### Exercise task
Resume the patent text on monitoring database performance below, continuing it after its last sentence.

START Text

13. A computer system having a processor, a memory, and an
operating environment, the computer system operable to execute a
method for monitoring the process performance of a database, the
database accepting and recording SQL statements and recording the
status of a session of use of the database, comprising: obtaining
the SQL address and hash value for each SQL statement; obtaining
the current session status corresponding to each SQL statement;
recording a time stamp at the time the session status is obtained;
repeating the obtaining steps and the time stamp recording step at
a plurality of time intervals; and calculating the run time for
each SQL statement based upon the obtained SQL address and hash
value, the time stamp and upon the current session status, whereby
the run time for each SQL statement may be reviewed to determine
which SQL statements experience the greatest run time.
Description
STATEMENT REGARDING FEDERALLY-SPONSORED RESEARCH OR DEVELOPMENT
[0001] None.
CROSS-REFERENCE TO RELATED APPLICATIONS
[0002] Not applicable.
TECHNICAL FIELD
[0003] The present invention relates to database performance
monitoring. More particularly, the invention relates to a method
and tool for monitoring the process performance of a database to
obtain the time needed to process requests and statements without
tracing the database.

END Text
START Supplied information

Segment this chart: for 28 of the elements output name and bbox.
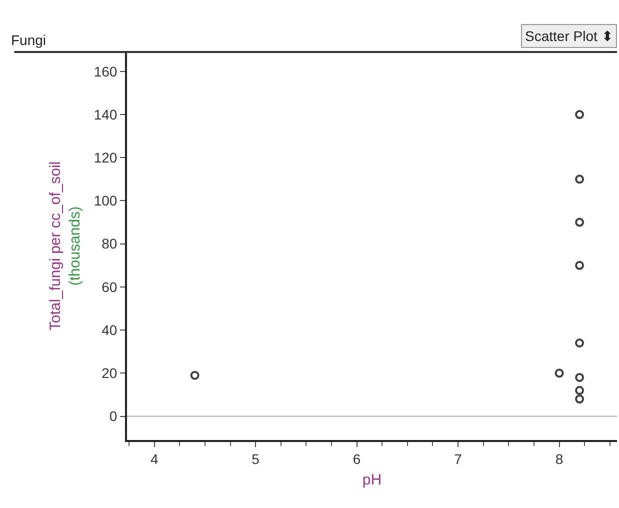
point xyxy=(575,386,584,395)
y-tick-label: 160 xyxy=(94,63,118,80)
text: Scatter Plot ⬍ xyxy=(525,28,614,44)
chart-title: Fungi xyxy=(11,32,46,48)
point xyxy=(575,260,584,270)
x-tick-label: 8 xyxy=(555,450,564,467)
y-tick-label: 40 xyxy=(102,322,118,338)
y-tick-label: 20 xyxy=(102,365,118,382)
y-tick-label: 0 xyxy=(109,408,118,424)
point xyxy=(575,372,584,382)
point xyxy=(575,218,584,227)
x-axis-title: pH xyxy=(362,471,382,488)
x-tick-label: 4 xyxy=(150,450,158,467)
x-tick-label: 7 xyxy=(454,450,462,467)
y-axis-title: Total_fungi per cc_of_soil (thousands) xyxy=(47,161,84,331)
x-tick-label: 5 xyxy=(252,450,260,467)
y-tick-label: 120 xyxy=(94,150,118,166)
point xyxy=(575,174,584,184)
y-tick-label: 140 xyxy=(94,106,118,122)
y-tick-label: 60 xyxy=(102,278,118,295)
point xyxy=(190,370,200,380)
point xyxy=(575,110,584,120)
point xyxy=(575,338,584,348)
point xyxy=(554,368,564,378)
y-tick-label: 100 xyxy=(94,192,118,209)
y-tick-label: 80 xyxy=(102,236,118,252)
x-tick-label: 6 xyxy=(352,450,361,467)
point xyxy=(575,394,584,404)
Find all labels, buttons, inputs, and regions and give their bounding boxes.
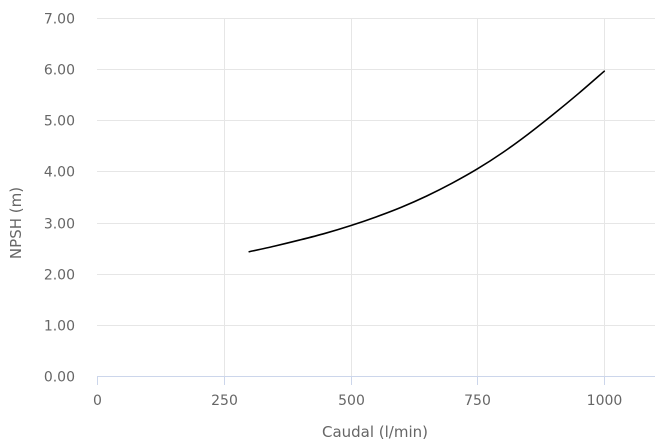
axis-layer xyxy=(97,376,655,385)
x-tick-label: 500 xyxy=(338,393,365,409)
y-tick-label: 7.00 xyxy=(44,12,75,28)
tick-label-layer: 0.00 1.00 2.00 3.00 4.00 5.00 6.00 7.00 0 250 500 7… xyxy=(44,12,622,410)
npsh-series-line xyxy=(248,70,606,253)
y-tick-label: 5.00 xyxy=(44,114,75,130)
grid-layer xyxy=(97,18,655,376)
x-tick-label: 1000 xyxy=(587,393,623,409)
y-tick-label: 3.00 xyxy=(44,217,75,233)
x-tick-label: 750 xyxy=(464,393,491,409)
y-tick-label: 2.00 xyxy=(44,268,75,284)
x-axis-title: Caudal (l/min) xyxy=(322,423,428,441)
y-tick-label: 6.00 xyxy=(44,63,75,79)
x-tick-label: 0 xyxy=(93,393,102,409)
y-tick-label: 4.00 xyxy=(44,165,75,181)
y-tick-label: 1.00 xyxy=(44,319,75,335)
x-tick-label: 250 xyxy=(211,393,238,409)
y-tick-label: 0.00 xyxy=(44,370,75,386)
series-layer xyxy=(248,70,606,253)
y-axis-title: NPSH (m) xyxy=(7,187,25,259)
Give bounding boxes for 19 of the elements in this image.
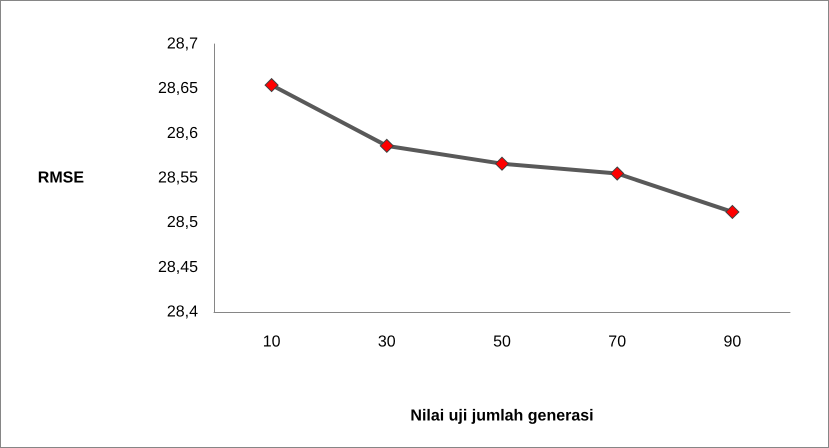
y-tick-label: 28,6 bbox=[166, 124, 198, 142]
y-tick-label: 28,65 bbox=[158, 80, 198, 98]
x-tick-label: 90 bbox=[724, 334, 742, 350]
x-tick-label: 70 bbox=[608, 334, 626, 350]
point bbox=[264, 78, 279, 92]
point bbox=[380, 138, 394, 153]
x-tick-label: 30 bbox=[378, 334, 396, 350]
x-axis-title: Nilai uji jumlah generasi bbox=[410, 408, 594, 424]
x-tick-label: 50 bbox=[493, 334, 511, 350]
y-tick-label: 28,45 bbox=[158, 258, 198, 276]
x-tick-label: 10 bbox=[262, 334, 281, 350]
point bbox=[495, 156, 509, 171]
y-tick-label: 28,4 bbox=[166, 304, 198, 320]
y-tick-label: 28,5 bbox=[166, 214, 198, 232]
y-axis-title: RMSE bbox=[38, 170, 84, 186]
point bbox=[610, 166, 624, 181]
y-tick-label: 28,55 bbox=[158, 170, 198, 186]
y-tick-label: 28,7 bbox=[166, 36, 198, 52]
point bbox=[725, 204, 740, 219]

END Supplied information

### Reply
BACKGROUND OF THE INVENTION
[0004] Databases have seen an increase in use over the years. A
database is a collection of data that is organized on a computing
device so that its contents can easily be accessed, managed, and
updated. The most prevalent type of database is a relational
database. A relational database is a tabular database in which data
is defined so that it can be reorganized and accessed in a number
of different ways. Databases contain aggregations of data records
or files, such as sales transactions, product catalogs and
inventories, and customer profiles. There are at least three key
players in the use of these databases; a database administrator or
DBA, one or more application developers, and the users within the
user community. Typically, a DBA directs or performs all activities
related to maintaining a successful database environment. The
responsibilities of a DBA include designing, implementing and
maintaining the database system; establishing policies and
procedures pertaining to the management, security, maintenance and
use of the database management system (DBMS) and training employees
in database management and use.
[0005] Developers are charged with developing the application code
used by the user community to access and utilize the database. The
application code may be written in a variety of languages, such as
JAVA, COBAL, or C++. However, the developer will embed Structured
Query Language (SQL) within the application code, which is then
used to communicate with the database. SQL is a standard
interactive user and program interface language for communicating
with the database, such as for getting information from the
database or for updating the database. SQL queries take the form of
a command language that lets the user select, insert, update and
find the location of data, among other things.
[0006] The final key player is the user within the user community.
The user may be any of a number of individuals and may access the
database for any of a number of reasons. One of the most important
aspects of database use to the user is the response time
experienced when a request is sent. Thus, one of the major tasks of
developers and DBAs is lower the response time as much as possible.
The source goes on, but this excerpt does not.